_Given problem_
Quote every entry word for word.
====== Stored rows
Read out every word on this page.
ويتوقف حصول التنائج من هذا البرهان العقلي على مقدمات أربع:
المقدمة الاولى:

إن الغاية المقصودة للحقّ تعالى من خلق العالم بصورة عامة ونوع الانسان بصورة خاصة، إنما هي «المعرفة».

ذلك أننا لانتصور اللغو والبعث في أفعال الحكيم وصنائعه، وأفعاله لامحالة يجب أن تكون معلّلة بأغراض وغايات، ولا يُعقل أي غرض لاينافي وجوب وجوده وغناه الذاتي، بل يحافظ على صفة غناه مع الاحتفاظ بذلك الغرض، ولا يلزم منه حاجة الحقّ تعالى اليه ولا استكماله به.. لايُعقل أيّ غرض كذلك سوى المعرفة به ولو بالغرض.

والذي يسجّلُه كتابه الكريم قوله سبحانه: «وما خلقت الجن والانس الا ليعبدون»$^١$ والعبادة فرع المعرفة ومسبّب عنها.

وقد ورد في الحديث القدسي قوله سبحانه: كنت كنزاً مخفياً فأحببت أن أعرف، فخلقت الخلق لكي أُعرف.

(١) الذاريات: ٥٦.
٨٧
============
_Exercise result_
Read out every word on this page.
ويتوقف حصول التنائج من هذا البرهان العقلي على مقدمات أربع:
المقدمة الاولى:

إن الغاية المقصودة للحقّ تعالى من خلق العالم بصورة عامة ونوع الانسان بصورة خاصة، إنما هي «المعرفة».

ذلك أننا لانتصور اللغو والبعث في أفعال الحكيم وصنائعه، وأفعاله لامحالة يجب أن تكون معلّلة بأغراض وغايات، ولا يُعقل أي غرض لاينافي وجوب وجوده وغناه الذاتي، بل يحافظ على صفة غناه مع الاحتفاظ بذلك الغرض، ولا يلزم منه حاجة الحقّ تعالى اليه ولا استكماله به.. لايُعقل أيّ غرض كذلك سوى المعرفة به ولو بالغرض.

والذي يسجّلُه كتابه الكريم قوله سبحانه: «وما خلقت الجن والانس الا ليعبدون»$^١$ والعبادة فرع المعرفة ومسبّب عنها.

وقد ورد في الحديث القدسي قوله سبحانه: كنت كنزاً مخفياً فأحببت أن أعرف، فخلقت الخلق لكي أُعرف.

(١) الذاريات: ٥٦.
٨٧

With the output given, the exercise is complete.